_Work to do_: Every line that holds "pattern" should be shown.

>> begin

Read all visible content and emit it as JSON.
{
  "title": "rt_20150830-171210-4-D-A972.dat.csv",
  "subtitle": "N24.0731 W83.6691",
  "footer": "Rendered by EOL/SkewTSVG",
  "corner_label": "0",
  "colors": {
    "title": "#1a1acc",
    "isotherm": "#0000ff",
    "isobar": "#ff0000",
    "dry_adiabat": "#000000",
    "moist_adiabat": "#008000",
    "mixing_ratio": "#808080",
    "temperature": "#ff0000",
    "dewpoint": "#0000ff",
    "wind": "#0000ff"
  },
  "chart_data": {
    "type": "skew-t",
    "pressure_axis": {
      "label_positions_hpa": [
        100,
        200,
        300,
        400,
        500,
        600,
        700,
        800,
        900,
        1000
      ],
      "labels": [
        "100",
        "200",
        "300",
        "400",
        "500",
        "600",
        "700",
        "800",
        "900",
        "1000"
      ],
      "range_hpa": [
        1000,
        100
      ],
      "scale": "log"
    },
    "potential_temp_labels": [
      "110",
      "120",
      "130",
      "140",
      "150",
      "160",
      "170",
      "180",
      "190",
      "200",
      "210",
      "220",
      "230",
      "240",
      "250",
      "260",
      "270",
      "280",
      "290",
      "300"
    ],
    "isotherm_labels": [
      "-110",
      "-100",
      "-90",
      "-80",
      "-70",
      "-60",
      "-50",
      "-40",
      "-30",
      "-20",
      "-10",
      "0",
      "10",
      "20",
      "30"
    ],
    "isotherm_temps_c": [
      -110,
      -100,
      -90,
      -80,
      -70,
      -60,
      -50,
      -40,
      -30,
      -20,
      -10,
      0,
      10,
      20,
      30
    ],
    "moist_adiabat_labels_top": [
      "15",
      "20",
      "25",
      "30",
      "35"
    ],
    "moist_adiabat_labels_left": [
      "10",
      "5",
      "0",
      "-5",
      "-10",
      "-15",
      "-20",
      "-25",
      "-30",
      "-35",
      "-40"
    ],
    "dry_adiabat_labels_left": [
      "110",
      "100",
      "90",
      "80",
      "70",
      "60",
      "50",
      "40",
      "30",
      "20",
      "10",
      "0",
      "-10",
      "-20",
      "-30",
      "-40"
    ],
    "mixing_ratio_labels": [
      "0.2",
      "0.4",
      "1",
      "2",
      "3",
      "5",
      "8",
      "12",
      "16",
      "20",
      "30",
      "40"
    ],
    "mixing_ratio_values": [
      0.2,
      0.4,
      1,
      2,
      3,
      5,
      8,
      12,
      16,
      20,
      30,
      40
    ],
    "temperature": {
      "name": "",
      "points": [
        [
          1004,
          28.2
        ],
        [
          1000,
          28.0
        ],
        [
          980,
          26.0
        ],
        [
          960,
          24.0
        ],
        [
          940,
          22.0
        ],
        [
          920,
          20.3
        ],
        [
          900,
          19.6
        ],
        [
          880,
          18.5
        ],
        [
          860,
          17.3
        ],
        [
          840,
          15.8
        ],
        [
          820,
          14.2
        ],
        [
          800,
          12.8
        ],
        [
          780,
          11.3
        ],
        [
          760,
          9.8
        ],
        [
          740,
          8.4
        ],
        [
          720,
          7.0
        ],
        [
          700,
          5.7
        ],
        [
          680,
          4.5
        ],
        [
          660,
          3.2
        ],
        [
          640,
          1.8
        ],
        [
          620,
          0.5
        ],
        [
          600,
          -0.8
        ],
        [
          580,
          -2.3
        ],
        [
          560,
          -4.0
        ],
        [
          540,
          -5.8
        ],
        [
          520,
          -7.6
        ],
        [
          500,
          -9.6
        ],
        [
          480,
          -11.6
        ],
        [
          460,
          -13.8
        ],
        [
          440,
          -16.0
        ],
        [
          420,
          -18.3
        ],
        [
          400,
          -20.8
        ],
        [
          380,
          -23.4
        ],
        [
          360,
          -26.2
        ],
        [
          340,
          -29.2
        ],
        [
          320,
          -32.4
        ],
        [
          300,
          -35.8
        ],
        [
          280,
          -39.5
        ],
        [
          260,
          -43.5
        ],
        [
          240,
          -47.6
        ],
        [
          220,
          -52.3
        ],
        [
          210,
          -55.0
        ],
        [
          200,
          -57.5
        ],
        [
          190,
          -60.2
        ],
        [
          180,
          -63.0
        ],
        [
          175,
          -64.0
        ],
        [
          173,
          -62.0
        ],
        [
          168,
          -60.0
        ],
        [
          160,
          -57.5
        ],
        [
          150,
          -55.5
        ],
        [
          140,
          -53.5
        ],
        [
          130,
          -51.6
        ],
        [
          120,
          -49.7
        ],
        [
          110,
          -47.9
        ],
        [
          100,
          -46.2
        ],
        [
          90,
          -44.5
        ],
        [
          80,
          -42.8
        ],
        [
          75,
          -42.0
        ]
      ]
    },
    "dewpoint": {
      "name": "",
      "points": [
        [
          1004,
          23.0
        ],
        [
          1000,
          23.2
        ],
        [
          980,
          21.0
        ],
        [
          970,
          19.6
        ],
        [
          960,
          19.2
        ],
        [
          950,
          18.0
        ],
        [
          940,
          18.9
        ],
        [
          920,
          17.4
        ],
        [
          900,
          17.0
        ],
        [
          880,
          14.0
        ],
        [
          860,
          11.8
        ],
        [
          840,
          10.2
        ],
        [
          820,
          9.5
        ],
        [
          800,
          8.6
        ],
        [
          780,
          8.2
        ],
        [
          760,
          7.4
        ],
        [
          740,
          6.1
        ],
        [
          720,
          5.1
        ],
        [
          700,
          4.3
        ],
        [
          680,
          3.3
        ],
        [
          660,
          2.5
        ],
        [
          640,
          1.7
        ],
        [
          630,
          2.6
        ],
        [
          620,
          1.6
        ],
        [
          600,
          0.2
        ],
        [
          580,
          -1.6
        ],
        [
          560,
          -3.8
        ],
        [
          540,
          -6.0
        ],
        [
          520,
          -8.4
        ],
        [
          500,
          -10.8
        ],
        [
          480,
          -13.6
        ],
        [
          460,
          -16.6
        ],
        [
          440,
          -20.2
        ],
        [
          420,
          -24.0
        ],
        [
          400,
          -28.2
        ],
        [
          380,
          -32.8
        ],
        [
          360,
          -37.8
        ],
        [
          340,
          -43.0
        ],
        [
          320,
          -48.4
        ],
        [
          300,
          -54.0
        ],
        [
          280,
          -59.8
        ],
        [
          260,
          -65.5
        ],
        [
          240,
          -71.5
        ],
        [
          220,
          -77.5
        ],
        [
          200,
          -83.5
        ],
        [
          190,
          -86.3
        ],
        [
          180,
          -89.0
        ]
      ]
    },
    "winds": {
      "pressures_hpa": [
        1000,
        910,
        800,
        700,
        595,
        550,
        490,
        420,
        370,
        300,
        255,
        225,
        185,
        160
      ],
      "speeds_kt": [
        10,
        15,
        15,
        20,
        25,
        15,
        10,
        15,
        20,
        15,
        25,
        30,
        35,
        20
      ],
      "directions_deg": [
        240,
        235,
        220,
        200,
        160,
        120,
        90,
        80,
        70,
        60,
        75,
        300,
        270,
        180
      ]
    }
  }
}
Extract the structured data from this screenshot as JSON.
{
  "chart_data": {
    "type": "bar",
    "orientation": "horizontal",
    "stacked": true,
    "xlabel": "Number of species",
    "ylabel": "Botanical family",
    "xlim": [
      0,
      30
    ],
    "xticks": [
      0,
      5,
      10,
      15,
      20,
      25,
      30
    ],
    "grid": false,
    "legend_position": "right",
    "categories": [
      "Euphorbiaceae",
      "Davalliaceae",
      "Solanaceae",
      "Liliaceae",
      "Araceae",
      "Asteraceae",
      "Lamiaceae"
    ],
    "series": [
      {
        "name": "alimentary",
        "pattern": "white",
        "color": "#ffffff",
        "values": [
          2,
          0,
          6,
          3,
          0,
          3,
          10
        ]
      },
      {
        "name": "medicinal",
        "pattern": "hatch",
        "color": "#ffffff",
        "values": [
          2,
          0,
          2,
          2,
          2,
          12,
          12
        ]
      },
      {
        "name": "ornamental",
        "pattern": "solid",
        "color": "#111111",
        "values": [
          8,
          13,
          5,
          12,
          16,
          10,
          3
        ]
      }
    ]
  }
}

>> end
>> begin

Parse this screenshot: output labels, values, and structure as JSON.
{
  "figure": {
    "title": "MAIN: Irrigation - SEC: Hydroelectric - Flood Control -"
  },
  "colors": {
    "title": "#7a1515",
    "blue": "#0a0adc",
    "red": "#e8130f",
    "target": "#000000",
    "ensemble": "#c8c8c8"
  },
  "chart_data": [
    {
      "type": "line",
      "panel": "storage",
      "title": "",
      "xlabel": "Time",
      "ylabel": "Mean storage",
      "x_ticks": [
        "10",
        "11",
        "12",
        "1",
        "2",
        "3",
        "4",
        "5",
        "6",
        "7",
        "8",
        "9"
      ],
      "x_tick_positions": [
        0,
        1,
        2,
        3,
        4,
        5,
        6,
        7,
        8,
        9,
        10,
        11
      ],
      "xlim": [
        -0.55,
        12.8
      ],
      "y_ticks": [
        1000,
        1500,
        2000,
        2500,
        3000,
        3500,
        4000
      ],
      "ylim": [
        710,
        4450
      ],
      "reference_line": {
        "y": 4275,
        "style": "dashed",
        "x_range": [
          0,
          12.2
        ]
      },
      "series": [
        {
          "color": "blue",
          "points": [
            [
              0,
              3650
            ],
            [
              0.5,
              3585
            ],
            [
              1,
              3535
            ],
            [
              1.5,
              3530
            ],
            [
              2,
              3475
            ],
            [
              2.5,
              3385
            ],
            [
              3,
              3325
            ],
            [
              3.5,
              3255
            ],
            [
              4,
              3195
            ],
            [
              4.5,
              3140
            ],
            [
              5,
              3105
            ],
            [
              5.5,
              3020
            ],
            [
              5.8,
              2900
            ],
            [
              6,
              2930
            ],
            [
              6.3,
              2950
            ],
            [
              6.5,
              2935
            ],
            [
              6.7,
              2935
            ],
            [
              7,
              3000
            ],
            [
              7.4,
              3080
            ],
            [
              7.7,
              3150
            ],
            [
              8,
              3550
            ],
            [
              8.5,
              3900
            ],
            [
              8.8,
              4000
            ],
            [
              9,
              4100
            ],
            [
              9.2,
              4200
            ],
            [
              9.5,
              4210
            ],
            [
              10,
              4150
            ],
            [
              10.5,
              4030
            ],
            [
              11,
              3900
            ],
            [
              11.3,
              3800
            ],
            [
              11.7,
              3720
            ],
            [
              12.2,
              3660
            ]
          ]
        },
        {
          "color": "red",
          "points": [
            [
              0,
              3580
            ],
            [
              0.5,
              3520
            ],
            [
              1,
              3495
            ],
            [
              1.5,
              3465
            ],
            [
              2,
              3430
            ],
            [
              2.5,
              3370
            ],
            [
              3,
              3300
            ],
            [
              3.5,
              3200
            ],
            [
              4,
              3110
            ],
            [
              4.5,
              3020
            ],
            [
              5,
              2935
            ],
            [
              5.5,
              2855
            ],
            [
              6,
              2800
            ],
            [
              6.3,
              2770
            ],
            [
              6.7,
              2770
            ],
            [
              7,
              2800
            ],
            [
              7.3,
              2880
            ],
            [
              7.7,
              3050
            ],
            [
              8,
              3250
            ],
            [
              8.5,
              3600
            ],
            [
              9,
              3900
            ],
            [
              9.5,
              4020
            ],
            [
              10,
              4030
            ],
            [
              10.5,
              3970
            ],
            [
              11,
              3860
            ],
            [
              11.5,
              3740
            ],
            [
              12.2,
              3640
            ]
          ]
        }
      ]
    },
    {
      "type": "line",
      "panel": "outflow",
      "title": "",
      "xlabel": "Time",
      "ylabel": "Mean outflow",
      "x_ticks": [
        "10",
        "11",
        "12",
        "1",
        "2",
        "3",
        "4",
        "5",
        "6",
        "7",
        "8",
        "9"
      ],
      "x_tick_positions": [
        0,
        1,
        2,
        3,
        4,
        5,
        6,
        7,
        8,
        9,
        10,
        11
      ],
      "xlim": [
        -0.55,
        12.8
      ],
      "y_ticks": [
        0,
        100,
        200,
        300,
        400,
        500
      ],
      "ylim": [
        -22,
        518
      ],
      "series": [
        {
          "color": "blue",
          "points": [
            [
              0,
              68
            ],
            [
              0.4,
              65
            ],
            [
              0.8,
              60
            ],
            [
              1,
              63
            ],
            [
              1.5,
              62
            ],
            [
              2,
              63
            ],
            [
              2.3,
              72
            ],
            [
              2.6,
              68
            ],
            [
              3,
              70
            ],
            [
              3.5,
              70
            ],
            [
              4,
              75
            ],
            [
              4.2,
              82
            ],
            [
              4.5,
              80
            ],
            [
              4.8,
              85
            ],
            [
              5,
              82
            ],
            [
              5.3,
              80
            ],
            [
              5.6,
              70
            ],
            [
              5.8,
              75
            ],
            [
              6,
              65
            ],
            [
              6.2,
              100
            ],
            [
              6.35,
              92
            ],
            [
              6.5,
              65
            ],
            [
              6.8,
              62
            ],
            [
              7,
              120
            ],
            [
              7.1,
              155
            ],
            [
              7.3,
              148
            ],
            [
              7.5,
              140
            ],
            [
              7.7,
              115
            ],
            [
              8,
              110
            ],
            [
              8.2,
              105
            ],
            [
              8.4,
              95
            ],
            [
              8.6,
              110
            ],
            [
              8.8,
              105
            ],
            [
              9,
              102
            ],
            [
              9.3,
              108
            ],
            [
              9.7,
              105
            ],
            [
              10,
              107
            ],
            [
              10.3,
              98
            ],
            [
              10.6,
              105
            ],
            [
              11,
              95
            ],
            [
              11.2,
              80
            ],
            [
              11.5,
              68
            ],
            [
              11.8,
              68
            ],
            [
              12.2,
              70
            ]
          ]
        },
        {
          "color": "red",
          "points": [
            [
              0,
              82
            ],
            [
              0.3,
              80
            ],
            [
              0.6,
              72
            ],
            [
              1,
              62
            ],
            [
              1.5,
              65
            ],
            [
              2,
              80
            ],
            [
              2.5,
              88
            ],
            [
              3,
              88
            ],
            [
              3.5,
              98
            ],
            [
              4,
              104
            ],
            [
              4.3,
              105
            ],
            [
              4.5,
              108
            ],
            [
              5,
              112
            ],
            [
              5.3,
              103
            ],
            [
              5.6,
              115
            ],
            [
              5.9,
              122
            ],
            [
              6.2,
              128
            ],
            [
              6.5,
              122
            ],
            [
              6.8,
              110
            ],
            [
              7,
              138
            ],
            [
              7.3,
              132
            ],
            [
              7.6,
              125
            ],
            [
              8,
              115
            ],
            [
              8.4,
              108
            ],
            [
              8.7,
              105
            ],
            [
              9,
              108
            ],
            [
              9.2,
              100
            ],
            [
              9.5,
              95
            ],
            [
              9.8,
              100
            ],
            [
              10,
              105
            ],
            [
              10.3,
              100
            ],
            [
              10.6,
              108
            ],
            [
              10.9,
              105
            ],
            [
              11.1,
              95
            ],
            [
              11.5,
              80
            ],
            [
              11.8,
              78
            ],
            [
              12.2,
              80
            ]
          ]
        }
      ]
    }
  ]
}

>> end
>> begin

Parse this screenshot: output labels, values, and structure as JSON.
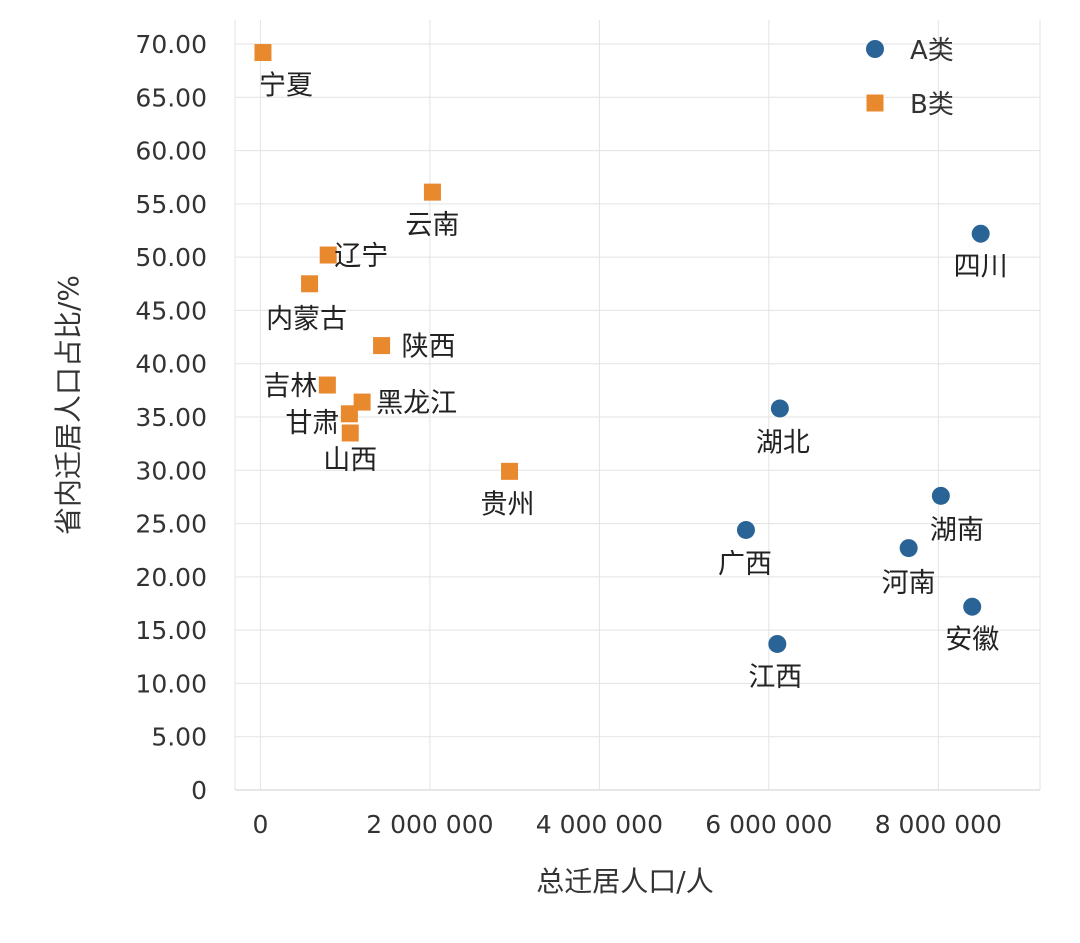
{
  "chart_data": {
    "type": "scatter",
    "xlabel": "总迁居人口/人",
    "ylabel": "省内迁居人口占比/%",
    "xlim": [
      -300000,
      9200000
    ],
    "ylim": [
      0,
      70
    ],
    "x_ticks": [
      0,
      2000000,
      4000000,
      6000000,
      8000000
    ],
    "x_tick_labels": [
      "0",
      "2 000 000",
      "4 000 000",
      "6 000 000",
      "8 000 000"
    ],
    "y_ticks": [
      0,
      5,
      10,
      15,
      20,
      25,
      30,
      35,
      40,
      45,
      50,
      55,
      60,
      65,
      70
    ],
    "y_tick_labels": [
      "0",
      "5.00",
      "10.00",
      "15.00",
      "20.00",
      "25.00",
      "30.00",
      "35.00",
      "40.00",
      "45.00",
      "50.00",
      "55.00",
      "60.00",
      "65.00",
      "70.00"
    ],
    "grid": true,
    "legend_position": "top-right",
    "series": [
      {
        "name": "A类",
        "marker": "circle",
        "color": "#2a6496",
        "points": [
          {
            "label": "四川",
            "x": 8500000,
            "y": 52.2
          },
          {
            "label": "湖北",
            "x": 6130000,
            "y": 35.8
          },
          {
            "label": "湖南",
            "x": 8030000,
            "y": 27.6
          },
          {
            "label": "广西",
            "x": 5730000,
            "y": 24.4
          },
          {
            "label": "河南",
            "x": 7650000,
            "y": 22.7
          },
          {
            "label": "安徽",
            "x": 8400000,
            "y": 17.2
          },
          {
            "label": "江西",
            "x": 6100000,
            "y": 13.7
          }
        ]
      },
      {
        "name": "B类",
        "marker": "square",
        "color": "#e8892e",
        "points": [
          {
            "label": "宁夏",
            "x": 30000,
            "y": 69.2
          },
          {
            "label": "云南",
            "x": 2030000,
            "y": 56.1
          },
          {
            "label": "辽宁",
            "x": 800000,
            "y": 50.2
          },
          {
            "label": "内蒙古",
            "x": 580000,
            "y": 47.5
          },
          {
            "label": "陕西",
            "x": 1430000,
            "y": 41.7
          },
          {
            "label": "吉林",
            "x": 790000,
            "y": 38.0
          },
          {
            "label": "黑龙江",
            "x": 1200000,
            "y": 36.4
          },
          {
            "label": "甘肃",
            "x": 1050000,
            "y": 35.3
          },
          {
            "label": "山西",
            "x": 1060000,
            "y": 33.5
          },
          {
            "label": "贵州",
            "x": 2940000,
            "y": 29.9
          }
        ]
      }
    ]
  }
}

>> end

_Full solution_:
        "pattern": "white",
        "pattern": "hatch",
        "pattern": "solid",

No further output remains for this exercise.